++++ Raw records ++++
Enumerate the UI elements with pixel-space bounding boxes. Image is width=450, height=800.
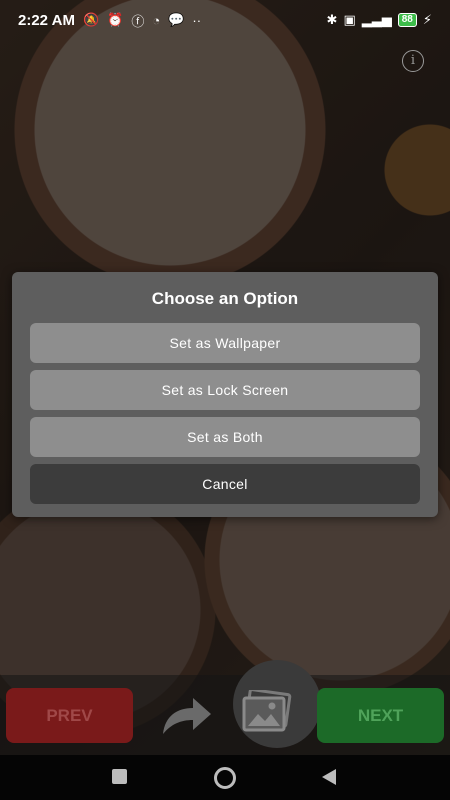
status-bar: 2:22 AM 🔕 ⏰ ⓕ ◔ 💬 ·· ✱ ▣ ▂▃▅ 88 ⚡ bbox=[0, 0, 450, 40]
next-button[interactable]: NEXT bbox=[317, 688, 444, 743]
choose-option-dialog: Choose an Option Set as Wallpaper Set as… bbox=[12, 272, 438, 517]
set-both-button[interactable]: Set as Both bbox=[30, 417, 420, 457]
status-left: 2:22 AM 🔕 ⏰ ⓕ ◔ 💬 ·· bbox=[18, 11, 201, 30]
home-nav-icon[interactable] bbox=[214, 767, 236, 789]
whatsapp-icon: ◔ bbox=[152, 12, 161, 28]
status-right: ✱ ▣ ▂▃▅ 88 ⚡ bbox=[327, 12, 432, 28]
set-wallpaper-button[interactable]: Set as Wallpaper bbox=[30, 323, 420, 363]
prev-button[interactable]: PREV bbox=[6, 688, 133, 743]
cancel-button[interactable]: Cancel bbox=[30, 464, 420, 504]
battery-indicator: 88 bbox=[397, 13, 417, 27]
wallpaper-image-icon bbox=[242, 690, 292, 732]
system-navigation-bar bbox=[0, 755, 450, 800]
chat-icon: 💬 bbox=[168, 12, 185, 27]
charging-icon: ⚡ bbox=[422, 12, 432, 27]
set-lock-screen-button[interactable]: Set as Lock Screen bbox=[30, 370, 420, 410]
recents-nav-icon[interactable] bbox=[112, 769, 127, 784]
status-time: 2:22 AM bbox=[18, 11, 75, 29]
facebook-icon: ⓕ bbox=[131, 13, 145, 29]
dialog-title: Choose an Option bbox=[151, 289, 299, 308]
info-icon[interactable]: i bbox=[402, 50, 424, 72]
volte-icon: ▣ bbox=[343, 12, 356, 27]
back-nav-icon[interactable] bbox=[321, 768, 337, 786]
mute-icon: 🔕 bbox=[82, 12, 100, 27]
share-arrow-icon[interactable] bbox=[155, 690, 215, 740]
more-notifications-icon: ·· bbox=[192, 12, 202, 28]
alarm-icon: ⏰ bbox=[107, 12, 124, 27]
bluetooth-icon: ✱ bbox=[326, 12, 338, 27]
signal-icon: ▂▃▅ bbox=[361, 12, 392, 27]
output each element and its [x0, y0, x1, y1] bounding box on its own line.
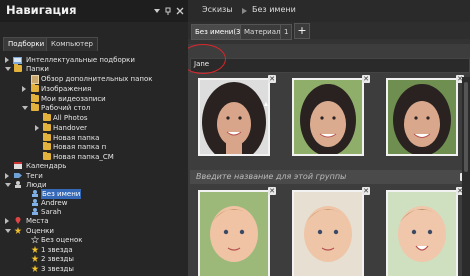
- remove-face-button[interactable]: ✕: [362, 187, 370, 195]
- tree-item-all-photos[interactable]: All Photos: [0, 113, 188, 123]
- remove-face-button[interactable]: ✕: [268, 75, 276, 83]
- collapse-arrow-icon[interactable]: [22, 106, 28, 110]
- browse-folders-icon: [31, 75, 39, 84]
- folder-icon: [31, 103, 39, 111]
- baby-face-photo: [388, 192, 456, 276]
- tree-item-unnamed[interactable]: Без имени: [0, 189, 188, 199]
- thumbnails-panel: Эскизы Без имени Без имени(33) Материалы…: [188, 0, 470, 276]
- tree-item-label: 2 звезды: [41, 255, 74, 263]
- baby-face-photo: [294, 192, 362, 276]
- thumbnails-header: Эскизы Без имени: [188, 0, 470, 22]
- tab-collections[interactable]: Подборки: [3, 37, 50, 51]
- woman-face-photo: [200, 80, 268, 154]
- tree-item-label: Новая папка п: [53, 143, 107, 151]
- scrollbar-thumb[interactable]: [464, 82, 468, 172]
- folder-icon: [43, 152, 51, 160]
- tree-item-1-star[interactable]: 1 звезда: [0, 246, 188, 255]
- folder-icon: [43, 113, 51, 121]
- star-icon: [31, 255, 39, 262]
- collapse-arrow-icon[interactable]: [5, 183, 11, 187]
- group-name-input[interactable]: Jane: [190, 58, 470, 73]
- collapse-arrow-icon[interactable]: [5, 67, 11, 71]
- tree-item-label: 3 звезды: [41, 265, 74, 273]
- tree-item-people[interactable]: Люди: [0, 181, 188, 190]
- breadcrumb-thumbnails[interactable]: Эскизы: [202, 5, 233, 14]
- tree-item-label: Рабочий стол: [41, 104, 91, 112]
- tab-computer[interactable]: Компьютер: [46, 37, 98, 51]
- tab-page-1[interactable]: 1: [280, 24, 293, 40]
- remove-face-button[interactable]: ✕: [362, 75, 370, 83]
- tree-item-desktop[interactable]: Рабочий стол: [0, 103, 188, 113]
- folder-icon: [43, 123, 51, 131]
- tree-item-handover[interactable]: Handover: [0, 123, 188, 133]
- folder-icon: [31, 84, 39, 92]
- tree-item-label: Календарь: [26, 162, 67, 170]
- people-icon: [15, 181, 21, 188]
- tree-item-2-stars[interactable]: 2 звезды: [0, 255, 188, 264]
- star-icon: [31, 265, 39, 272]
- tree-item-folders[interactable]: Папки: [0, 64, 188, 74]
- woman-face-photo: [388, 80, 456, 154]
- folder-icon: [31, 94, 39, 102]
- smart-album-icon: [13, 57, 22, 64]
- tree-item-label: Места: [26, 217, 49, 225]
- person-icon: [32, 208, 38, 215]
- face-thumbnail[interactable]: [386, 190, 458, 276]
- tree-item-label: Изображения: [41, 85, 92, 93]
- group-name-placeholder[interactable]: Введите название для этой группы: [190, 170, 466, 184]
- tree-item-label: Папки: [26, 65, 49, 73]
- tag-icon: [14, 173, 22, 178]
- star-outline-icon: [31, 236, 39, 243]
- remove-face-button[interactable]: ✕: [268, 187, 276, 195]
- person-icon: [32, 199, 38, 206]
- group-tabs: Без имени(33) Материалы 1: [188, 22, 470, 40]
- collapse-arrow-icon[interactable]: [5, 229, 11, 233]
- add-group-button[interactable]: +: [294, 23, 310, 39]
- face-thumbnail[interactable]: [198, 190, 270, 276]
- pin-icon: [15, 217, 21, 224]
- breadcrumb-current: Без имени: [252, 5, 296, 14]
- tree-item-label: Без оценок: [41, 236, 83, 244]
- star-icon: [14, 227, 22, 234]
- navigation-tabs: Подборки Компьютер: [0, 37, 188, 52]
- folder-icon: [43, 142, 51, 150]
- tree-item-3-stars[interactable]: 3 звезды: [0, 265, 188, 274]
- face-thumbnail[interactable]: [292, 190, 364, 276]
- pin-panel-icon[interactable]: [164, 7, 172, 15]
- navigation-title: Навигация: [6, 3, 77, 17]
- woman-face-photo: [294, 80, 362, 154]
- face-thumbnail[interactable]: [198, 78, 270, 156]
- folder-icon: [43, 133, 51, 141]
- expand-arrow-icon[interactable]: [5, 218, 9, 224]
- tree-item-label: All Photos: [53, 114, 88, 122]
- tree-item-ratings[interactable]: Оценки: [0, 227, 188, 236]
- tree-item-andrew[interactable]: Andrew: [0, 199, 188, 208]
- breadcrumb-separator-icon: [242, 8, 247, 14]
- tree-item-browse-folders[interactable]: Обзор дополнительных папок: [0, 75, 188, 84]
- panel-menu-icon[interactable]: [153, 7, 161, 15]
- expand-arrow-icon[interactable]: [5, 57, 9, 63]
- navigation-header: Навигация: [0, 0, 188, 22]
- baby-face-photo: [200, 192, 268, 276]
- tree-item-videos[interactable]: Мои видеозаписи: [0, 94, 188, 104]
- tree-item-label: Handover: [53, 124, 88, 132]
- expand-arrow-icon[interactable]: [35, 125, 39, 131]
- expand-arrow-icon[interactable]: [22, 86, 26, 92]
- tree-item-calendar[interactable]: Календарь: [0, 162, 188, 171]
- person-icon: [32, 190, 38, 197]
- face-thumbnail[interactable]: [386, 78, 458, 156]
- tree-item-places[interactable]: Места: [0, 217, 188, 226]
- calendar-icon: [14, 162, 22, 169]
- face-thumbnail[interactable]: [292, 78, 364, 156]
- tree-item-pictures[interactable]: Изображения: [0, 84, 188, 94]
- tree-item-new-folder-p[interactable]: Новая папка п: [0, 142, 188, 152]
- star-icon: [31, 246, 39, 253]
- expand-arrow-icon[interactable]: [5, 173, 9, 179]
- navigation-panel: Навигация Подборки Компьютер Интеллектуа…: [0, 0, 188, 276]
- tree-item-label: Обзор дополнительных папок: [41, 75, 153, 83]
- tree-item-no-rating[interactable]: Без оценок: [0, 236, 188, 245]
- folder-icon: [14, 64, 22, 72]
- close-panel-icon[interactable]: [176, 7, 184, 15]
++++
** Objective **
Swap "remove-face-button" for "delete-face-button" in everything from the line that contains "- remove-face-button[interactable]: ✕: [362, 187, 370, 195]" down to the line that contains "- baby-face-photo: [294, 192, 362, 276]", and give those lines back with nothing else changed.

** Response to this task **
- delete-face-button[interactable]: ✕: [362, 187, 370, 195]
- tree-item-all-photos[interactable]: All Photos: [0, 113, 188, 123]
- delete-face-button[interactable]: ✕: [268, 75, 276, 83]
- collapse-arrow-icon[interactable]: [22, 106, 28, 110]
- browse-folders-icon: [31, 75, 39, 84]
- folder-icon: [31, 103, 39, 111]
- baby-face-photo: [388, 192, 456, 276]
- tree-item-unnamed[interactable]: Без имени: [0, 189, 188, 199]
- thumbnails-panel: Эскизы Без имени Без имени(33) Материалы…: [188, 0, 470, 276]
- tree-item-label: 2 звезды: [41, 255, 74, 263]
- baby-face-photo: [294, 192, 362, 276]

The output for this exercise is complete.